■ Task requirements
For each line below that contains the string "this", copy that line.

Start Data for the task

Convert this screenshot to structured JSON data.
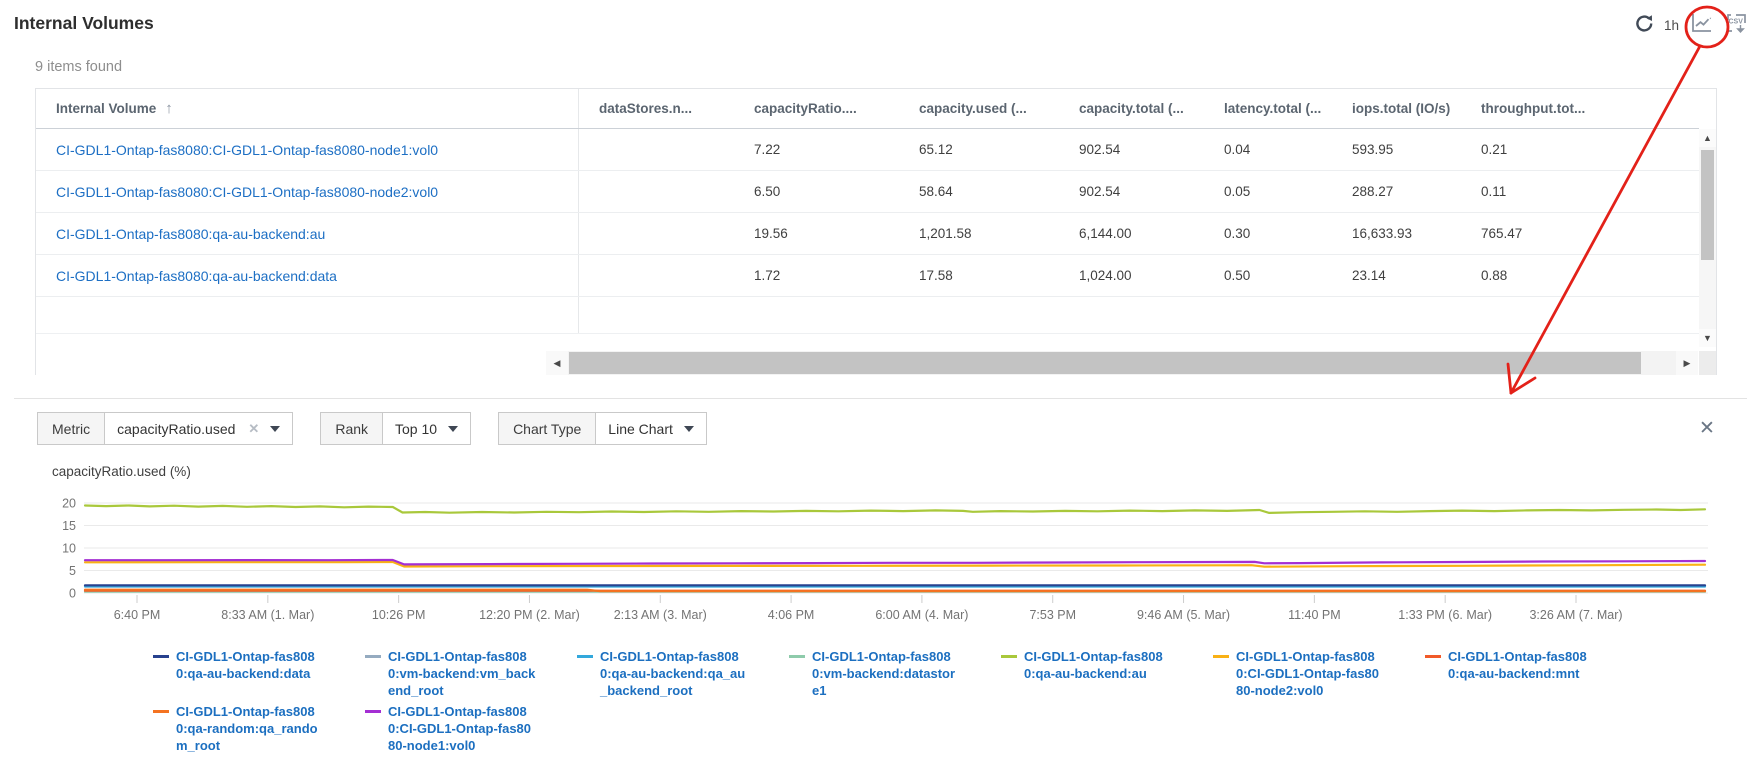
{
  "header": {
    "title": "Internal Volumes",
    "refresh_interval": "1h"
  },
  "table": {
    "items_found": "9 items found",
    "columns": [
      "Internal Volume",
      "dataStores.n...",
      "capacityRatio....",
      "capacity.used (...",
      "capacity.total (...",
      "latency.total (...",
      "iops.total (IO/s)",
      "throughput.tot..."
    ],
    "sort_column": "Internal Volume",
    "sort_direction": "asc",
    "rows": [
      {
        "name": "CI-GDL1-Ontap-fas8080:CI-GDL1-Ontap-fas8080-node1:vol0",
        "values": [
          "",
          "7.22",
          "65.12",
          "902.54",
          "0.04",
          "593.95",
          "0.21"
        ]
      },
      {
        "name": "CI-GDL1-Ontap-fas8080:CI-GDL1-Ontap-fas8080-node2:vol0",
        "values": [
          "",
          "6.50",
          "58.64",
          "902.54",
          "0.05",
          "288.27",
          "0.11"
        ]
      },
      {
        "name": "CI-GDL1-Ontap-fas8080:qa-au-backend:au",
        "values": [
          "",
          "19.56",
          "1,201.58",
          "6,144.00",
          "0.30",
          "16,633.93",
          "765.47"
        ]
      },
      {
        "name": "CI-GDL1-Ontap-fas8080:qa-au-backend:data",
        "values": [
          "",
          "1.72",
          "17.58",
          "1,024.00",
          "0.50",
          "23.14",
          "0.88"
        ]
      }
    ]
  },
  "controls": {
    "metric_label": "Metric",
    "metric_value": "capacityRatio.used",
    "rank_label": "Rank",
    "rank_value": "Top 10",
    "chart_type_label": "Chart Type",
    "chart_type_value": "Line Chart"
  },
  "chart_data": {
    "type": "line",
    "ylabel": "capacityRatio.used (%)",
    "ylim": [
      0,
      20
    ],
    "yticks": [
      0,
      5,
      10,
      15,
      20
    ],
    "grid": true,
    "legend_position": "bottom",
    "x_tick_labels": [
      "6:40 PM",
      "8:33 AM (1. Mar)",
      "10:26 PM",
      "12:20 PM (2. Mar)",
      "2:13 AM (3. Mar)",
      "4:06 PM",
      "6:00 AM (4. Mar)",
      "7:53 PM",
      "9:46 AM (5. Mar)",
      "11:40 PM",
      "1:33 PM (6. Mar)",
      "3:26 AM (7. Mar)"
    ],
    "series": [
      {
        "name": "CI-GDL1-Ontap-fas8080:vm-backend:datastore1",
        "color": "#8ecbab",
        "points": [
          [
            0,
            0.3
          ],
          [
            1,
            0.3
          ]
        ]
      },
      {
        "name": "CI-GDL1-Ontap-fas8080:qa-au-backend:mnt",
        "color": "#f15a29",
        "points": [
          [
            0,
            0.52
          ],
          [
            1,
            0.52
          ]
        ]
      },
      {
        "name": "CI-GDL1-Ontap-fas8080:qa-random:qa_random_root",
        "color": "#f47321",
        "points": [
          [
            0,
            0.74
          ],
          [
            0.31,
            0.74
          ],
          [
            0.318,
            0.4
          ],
          [
            1,
            0.4
          ]
        ]
      },
      {
        "name": "CI-GDL1-Ontap-fas8080:vm-backend:vm_backend_root",
        "color": "#95abc0",
        "points": [
          [
            0,
            1.58
          ],
          [
            1,
            1.58
          ]
        ]
      },
      {
        "name": "CI-GDL1-Ontap-fas8080:qa-au-backend:qa_au_backend_root",
        "color": "#33a8dc",
        "points": [
          [
            0,
            1.44
          ],
          [
            1,
            1.44
          ]
        ]
      },
      {
        "name": "CI-GDL1-Ontap-fas8080:qa-au-backend:data",
        "color": "#27418e",
        "points": [
          [
            0,
            1.72
          ],
          [
            1,
            1.72
          ]
        ]
      },
      {
        "name": "CI-GDL1-Ontap-fas8080:CI-GDL1-Ontap-fas8080-node2:vol0",
        "color": "#f9b115",
        "points": [
          [
            0,
            6.82
          ],
          [
            0.08,
            6.85
          ],
          [
            0.16,
            6.85
          ],
          [
            0.19,
            6.88
          ],
          [
            0.197,
            5.9
          ],
          [
            0.25,
            5.95
          ],
          [
            0.32,
            6.0
          ],
          [
            0.4,
            6.02
          ],
          [
            0.48,
            6.05
          ],
          [
            0.56,
            6.08
          ],
          [
            0.64,
            6.12
          ],
          [
            0.7,
            6.15
          ],
          [
            0.72,
            6.18
          ],
          [
            0.728,
            5.85
          ],
          [
            0.78,
            5.95
          ],
          [
            0.85,
            6.05
          ],
          [
            0.92,
            6.15
          ],
          [
            1,
            6.28
          ]
        ]
      },
      {
        "name": "CI-GDL1-Ontap-fas8080:CI-GDL1-Ontap-fas8080-node1:vol0",
        "color": "#a42fd3",
        "points": [
          [
            0,
            7.3
          ],
          [
            0.05,
            7.3
          ],
          [
            0.1,
            7.32
          ],
          [
            0.15,
            7.3
          ],
          [
            0.19,
            7.33
          ],
          [
            0.197,
            6.35
          ],
          [
            0.25,
            6.42
          ],
          [
            0.3,
            6.5
          ],
          [
            0.35,
            6.55
          ],
          [
            0.4,
            6.6
          ],
          [
            0.45,
            6.65
          ],
          [
            0.5,
            6.7
          ],
          [
            0.55,
            6.72
          ],
          [
            0.6,
            6.78
          ],
          [
            0.65,
            6.85
          ],
          [
            0.7,
            6.9
          ],
          [
            0.722,
            6.92
          ],
          [
            0.728,
            6.6
          ],
          [
            0.75,
            6.65
          ],
          [
            0.8,
            6.8
          ],
          [
            0.85,
            6.9
          ],
          [
            0.9,
            7.0
          ],
          [
            0.95,
            7.05
          ],
          [
            1,
            7.12
          ]
        ]
      },
      {
        "name": "CI-GDL1-Ontap-fas8080:qa-au-backend:au",
        "color": "#a9c83b",
        "points": [
          [
            0,
            19.45
          ],
          [
            0.013,
            19.3
          ],
          [
            0.027,
            19.45
          ],
          [
            0.04,
            19.25
          ],
          [
            0.055,
            19.4
          ],
          [
            0.07,
            19.2
          ],
          [
            0.085,
            19.35
          ],
          [
            0.1,
            19.15
          ],
          [
            0.115,
            19.3
          ],
          [
            0.13,
            19.1
          ],
          [
            0.145,
            19.25
          ],
          [
            0.16,
            19.05
          ],
          [
            0.175,
            19.2
          ],
          [
            0.19,
            19.1
          ],
          [
            0.196,
            17.9
          ],
          [
            0.21,
            18.0
          ],
          [
            0.225,
            17.85
          ],
          [
            0.245,
            18.0
          ],
          [
            0.265,
            17.9
          ],
          [
            0.285,
            18.05
          ],
          [
            0.305,
            17.95
          ],
          [
            0.325,
            18.1
          ],
          [
            0.345,
            18.0
          ],
          [
            0.365,
            18.15
          ],
          [
            0.385,
            18.05
          ],
          [
            0.405,
            18.2
          ],
          [
            0.425,
            18.1
          ],
          [
            0.445,
            18.25
          ],
          [
            0.465,
            18.15
          ],
          [
            0.485,
            18.3
          ],
          [
            0.505,
            18.2
          ],
          [
            0.525,
            18.35
          ],
          [
            0.542,
            18.25
          ],
          [
            0.548,
            18.05
          ],
          [
            0.565,
            18.2
          ],
          [
            0.585,
            18.1
          ],
          [
            0.605,
            18.25
          ],
          [
            0.625,
            18.15
          ],
          [
            0.645,
            18.3
          ],
          [
            0.665,
            18.2
          ],
          [
            0.685,
            18.35
          ],
          [
            0.705,
            18.25
          ],
          [
            0.725,
            18.45
          ],
          [
            0.731,
            17.8
          ],
          [
            0.75,
            17.95
          ],
          [
            0.77,
            18.05
          ],
          [
            0.79,
            18.15
          ],
          [
            0.81,
            18.05
          ],
          [
            0.83,
            18.2
          ],
          [
            0.85,
            18.3
          ],
          [
            0.87,
            18.2
          ],
          [
            0.89,
            18.35
          ],
          [
            0.91,
            18.45
          ],
          [
            0.93,
            18.35
          ],
          [
            0.95,
            18.5
          ],
          [
            0.97,
            18.55
          ],
          [
            0.985,
            18.45
          ],
          [
            1,
            18.6
          ]
        ]
      }
    ],
    "legend_display_order": [
      5,
      3,
      4,
      0,
      8,
      6,
      1,
      2,
      7
    ]
  },
  "annotation": {
    "color": "#e32119",
    "shape": "circle-and-arrow",
    "target": "line-chart-toggle-icon"
  }
}
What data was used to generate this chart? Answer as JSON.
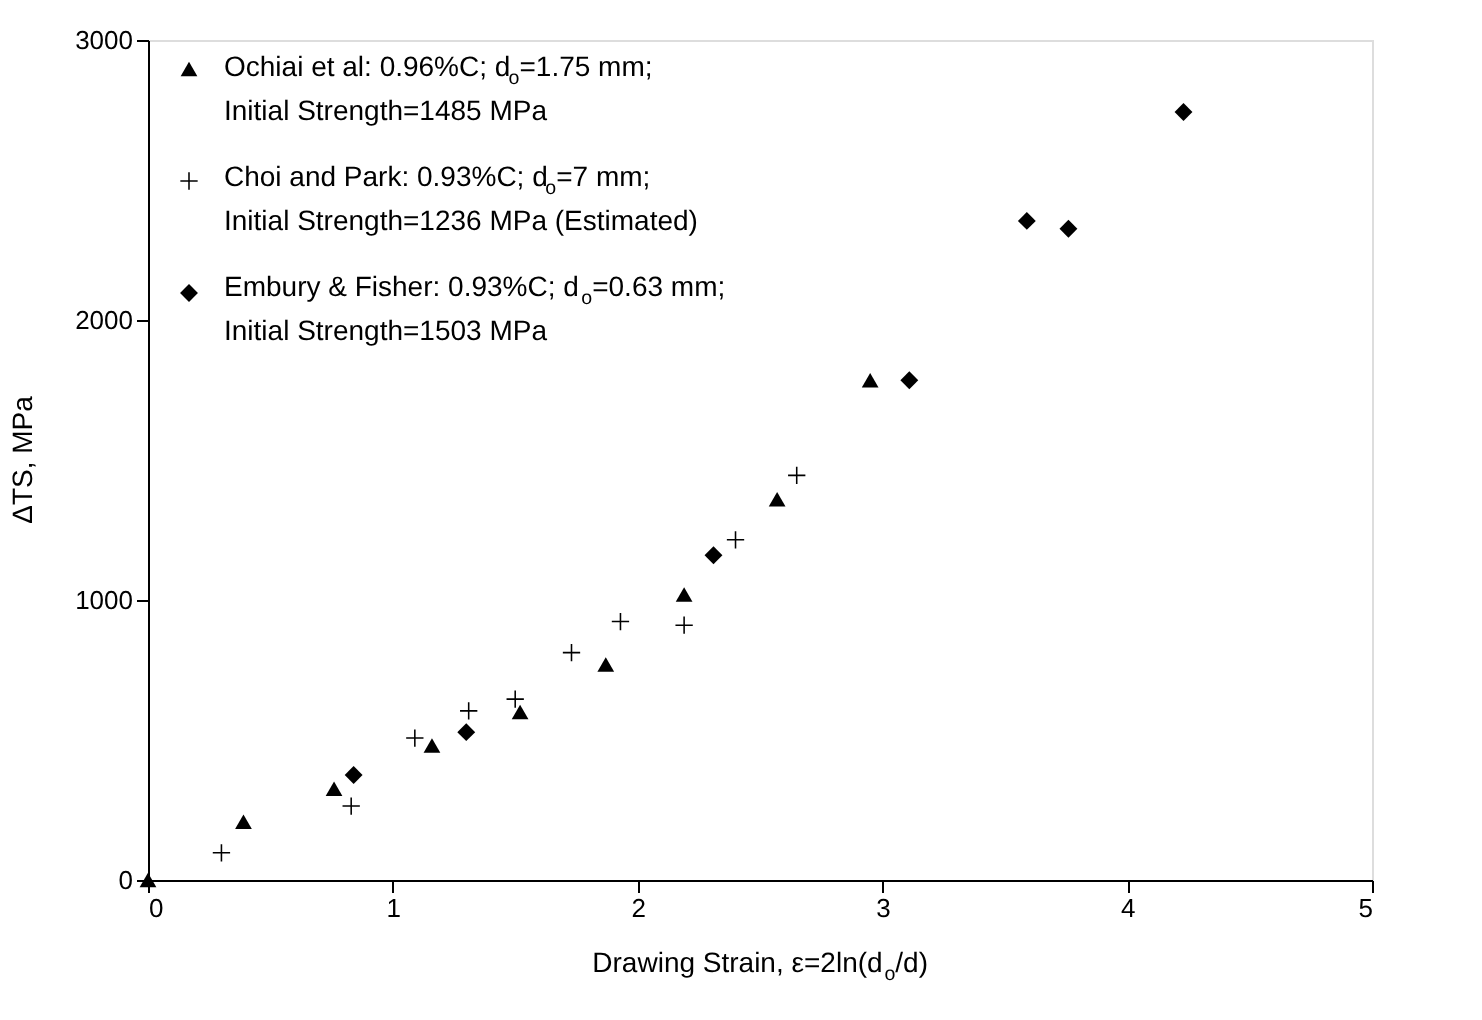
{
  "chart_data": {
    "type": "scatter",
    "xlabel": "Drawing Strain, ε=2ln(d$_{o}$/d)",
    "ylabel": "ΔTS,  MPa",
    "xlim": [
      0,
      5
    ],
    "xticks": [
      0,
      1,
      2,
      3,
      4,
      5
    ],
    "ylim": [
      0,
      3000
    ],
    "yticks": [
      0,
      1000,
      2000,
      3000
    ],
    "grid": false,
    "legend": "top left",
    "series": [
      {
        "name": "Ochiai et al: 0.96%C; d$_{o}$=1.75 mm;\nInitial Strength=1485 MPa",
        "color": "#000000",
        "marker": "triangle",
        "x": [
          0,
          0.39,
          0.76,
          1.16,
          1.52,
          1.87,
          2.19,
          2.57,
          2.95
        ],
        "values": [
          0,
          208,
          326,
          480,
          600,
          770,
          1020,
          1360,
          1785
        ]
      },
      {
        "name": "Choi and Park: 0.93%C; d$_{o}$=7 mm;\nInitial Strength=1236 MPa (Estimated)",
        "color": "#000000",
        "marker": "cross",
        "x": [
          0.3,
          0.83,
          1.09,
          1.31,
          1.5,
          1.73,
          1.93,
          2.19,
          2.4,
          2.65
        ],
        "values": [
          97,
          264,
          507,
          604,
          646,
          812,
          923,
          910,
          1215,
          1445
        ]
      },
      {
        "name": "Embury & Fisher: 0.93%C; d$_{o}$=0.63 mm;\nInitial Strength=1503 MPa",
        "color": "#000000",
        "marker": "diamond",
        "x": [
          0.84,
          1.3,
          2.31,
          3.11,
          3.59,
          3.76,
          4.23
        ],
        "values": [
          375,
          528,
          1160,
          1785,
          2354,
          2326,
          2743
        ]
      }
    ]
  }
}
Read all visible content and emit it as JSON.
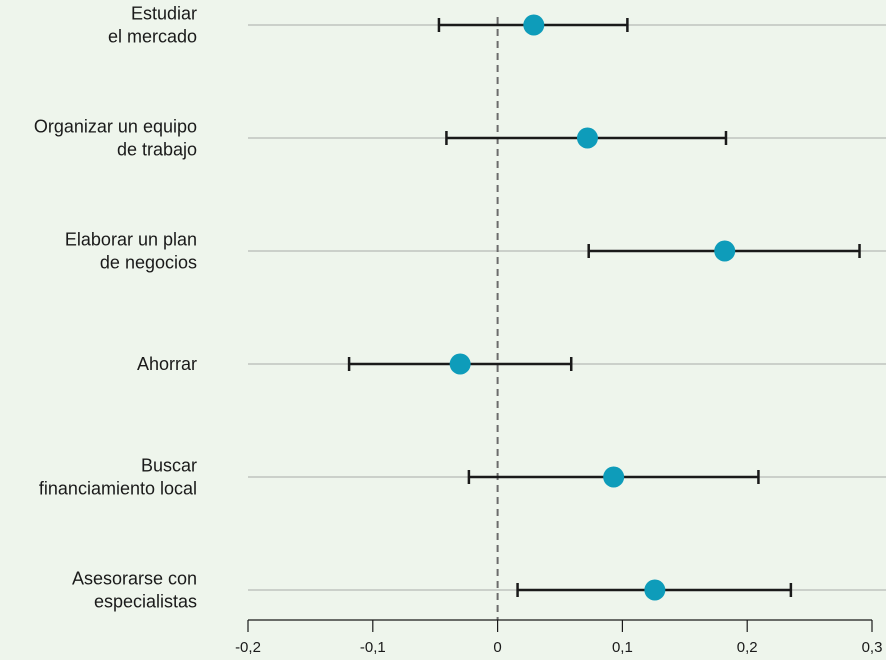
{
  "chart_data": {
    "type": "scatter",
    "title": "",
    "xlabel": "",
    "ylabel": "",
    "xlim": [
      -0.2,
      0.3
    ],
    "xticks": [
      -0.2,
      -0.1,
      0,
      0.1,
      0.2,
      0.3
    ],
    "xtick_labels": [
      "-0,2",
      "-0,1",
      "0",
      "0,1",
      "0,2",
      "0,3"
    ],
    "reference_line": 0,
    "grid": "horizontal",
    "categories": [
      [
        "Estudiar",
        "el mercado"
      ],
      [
        "Organizar un equipo",
        "de trabajo"
      ],
      [
        "Elaborar un plan",
        "de negocios"
      ],
      [
        "Ahorrar"
      ],
      [
        "Buscar",
        "financiamiento local"
      ],
      [
        "Asesorarse con",
        "especialistas"
      ]
    ],
    "points": [
      {
        "estimate": 0.029,
        "lower": -0.047,
        "upper": 0.104
      },
      {
        "estimate": 0.072,
        "lower": -0.041,
        "upper": 0.183
      },
      {
        "estimate": 0.182,
        "lower": 0.073,
        "upper": 0.29
      },
      {
        "estimate": -0.03,
        "lower": -0.119,
        "upper": 0.059
      },
      {
        "estimate": 0.093,
        "lower": -0.023,
        "upper": 0.209
      },
      {
        "estimate": 0.126,
        "lower": 0.016,
        "upper": 0.235
      }
    ],
    "colors": {
      "marker": "#0e9cba",
      "error_bar": "#1a1a1a",
      "gridline": "#a8aca7",
      "reference_line": "#6b6b6b",
      "background": "#eef5ec"
    }
  }
}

End Data for the task

■ Solution
Convert this screenshot to structured JSON data.
What data was used to generate this chart? Answer as JSON.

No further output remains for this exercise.